- Exercise directions:
Check each line of the material. Copy those containing "text".

##### Data for processing #####

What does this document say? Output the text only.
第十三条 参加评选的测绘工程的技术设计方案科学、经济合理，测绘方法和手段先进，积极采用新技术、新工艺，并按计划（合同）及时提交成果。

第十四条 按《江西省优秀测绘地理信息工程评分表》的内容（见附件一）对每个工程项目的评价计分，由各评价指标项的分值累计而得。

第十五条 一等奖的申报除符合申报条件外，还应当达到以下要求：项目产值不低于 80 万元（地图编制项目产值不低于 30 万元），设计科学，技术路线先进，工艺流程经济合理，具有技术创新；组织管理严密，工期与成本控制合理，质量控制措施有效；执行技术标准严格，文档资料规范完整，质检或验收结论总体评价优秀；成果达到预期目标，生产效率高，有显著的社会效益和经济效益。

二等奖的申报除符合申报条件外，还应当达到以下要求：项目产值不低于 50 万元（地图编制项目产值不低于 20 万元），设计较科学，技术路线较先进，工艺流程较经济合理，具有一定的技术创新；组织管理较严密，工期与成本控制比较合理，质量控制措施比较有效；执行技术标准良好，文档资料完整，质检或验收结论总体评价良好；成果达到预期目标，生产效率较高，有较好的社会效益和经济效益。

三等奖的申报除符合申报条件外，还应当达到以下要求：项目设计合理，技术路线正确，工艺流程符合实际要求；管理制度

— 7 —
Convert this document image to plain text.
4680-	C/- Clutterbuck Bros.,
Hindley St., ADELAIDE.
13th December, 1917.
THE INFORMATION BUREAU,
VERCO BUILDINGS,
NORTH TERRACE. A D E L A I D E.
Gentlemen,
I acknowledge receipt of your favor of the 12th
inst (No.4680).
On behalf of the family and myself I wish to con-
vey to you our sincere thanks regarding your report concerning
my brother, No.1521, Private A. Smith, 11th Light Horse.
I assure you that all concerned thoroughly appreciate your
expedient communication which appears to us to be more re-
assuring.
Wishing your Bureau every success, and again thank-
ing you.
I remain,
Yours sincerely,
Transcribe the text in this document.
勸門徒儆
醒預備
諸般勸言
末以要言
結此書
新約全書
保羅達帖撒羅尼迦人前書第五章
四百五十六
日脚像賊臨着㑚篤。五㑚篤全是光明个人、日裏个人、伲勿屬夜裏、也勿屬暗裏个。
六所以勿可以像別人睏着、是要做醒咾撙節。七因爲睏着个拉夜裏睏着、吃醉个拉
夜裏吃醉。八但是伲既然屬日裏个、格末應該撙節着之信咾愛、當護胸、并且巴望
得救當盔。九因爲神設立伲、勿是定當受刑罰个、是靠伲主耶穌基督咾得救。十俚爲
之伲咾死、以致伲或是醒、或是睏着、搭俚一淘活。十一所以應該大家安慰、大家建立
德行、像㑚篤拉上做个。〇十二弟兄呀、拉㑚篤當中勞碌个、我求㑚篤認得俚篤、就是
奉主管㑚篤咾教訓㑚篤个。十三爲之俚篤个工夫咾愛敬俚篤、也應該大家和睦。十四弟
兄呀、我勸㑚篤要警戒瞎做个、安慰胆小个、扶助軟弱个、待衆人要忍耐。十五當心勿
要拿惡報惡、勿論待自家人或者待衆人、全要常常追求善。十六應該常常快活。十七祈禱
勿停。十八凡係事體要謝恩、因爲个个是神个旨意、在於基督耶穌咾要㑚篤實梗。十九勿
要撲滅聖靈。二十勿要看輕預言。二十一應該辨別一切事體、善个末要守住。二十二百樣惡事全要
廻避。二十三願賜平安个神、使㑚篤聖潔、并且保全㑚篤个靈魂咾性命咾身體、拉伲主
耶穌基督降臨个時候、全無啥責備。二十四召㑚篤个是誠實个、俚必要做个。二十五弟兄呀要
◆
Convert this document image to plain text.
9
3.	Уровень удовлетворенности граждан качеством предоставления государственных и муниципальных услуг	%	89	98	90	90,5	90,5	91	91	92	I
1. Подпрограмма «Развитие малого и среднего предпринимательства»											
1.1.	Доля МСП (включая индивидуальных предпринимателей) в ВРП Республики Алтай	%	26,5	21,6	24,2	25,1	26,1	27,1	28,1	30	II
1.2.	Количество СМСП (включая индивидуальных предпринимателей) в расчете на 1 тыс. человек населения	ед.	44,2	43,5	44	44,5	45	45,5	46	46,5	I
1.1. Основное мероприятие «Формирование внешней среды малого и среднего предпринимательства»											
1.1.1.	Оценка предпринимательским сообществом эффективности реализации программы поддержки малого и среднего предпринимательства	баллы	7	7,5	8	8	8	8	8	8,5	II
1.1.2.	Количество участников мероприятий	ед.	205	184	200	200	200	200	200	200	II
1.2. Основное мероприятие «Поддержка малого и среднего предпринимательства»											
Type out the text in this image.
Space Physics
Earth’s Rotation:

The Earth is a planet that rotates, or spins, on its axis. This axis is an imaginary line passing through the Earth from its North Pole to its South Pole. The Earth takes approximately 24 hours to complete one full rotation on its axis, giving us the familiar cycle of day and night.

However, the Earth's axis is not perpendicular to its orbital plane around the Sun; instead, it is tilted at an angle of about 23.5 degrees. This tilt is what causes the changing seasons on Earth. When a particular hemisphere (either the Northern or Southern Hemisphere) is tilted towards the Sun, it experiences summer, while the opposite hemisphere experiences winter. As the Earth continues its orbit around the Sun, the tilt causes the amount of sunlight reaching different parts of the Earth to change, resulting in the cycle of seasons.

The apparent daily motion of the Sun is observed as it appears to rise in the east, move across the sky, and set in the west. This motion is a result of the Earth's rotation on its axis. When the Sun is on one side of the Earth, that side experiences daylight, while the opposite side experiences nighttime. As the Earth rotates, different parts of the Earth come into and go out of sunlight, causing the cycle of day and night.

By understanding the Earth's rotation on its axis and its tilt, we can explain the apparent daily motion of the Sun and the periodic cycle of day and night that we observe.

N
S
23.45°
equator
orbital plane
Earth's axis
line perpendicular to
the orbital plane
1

#####

- Output:
What does this document say? Output the text only.
Convert this document image to plain text.
Transcribe the text in this document.
Convert this document image to plain text.
Type out the text in this image.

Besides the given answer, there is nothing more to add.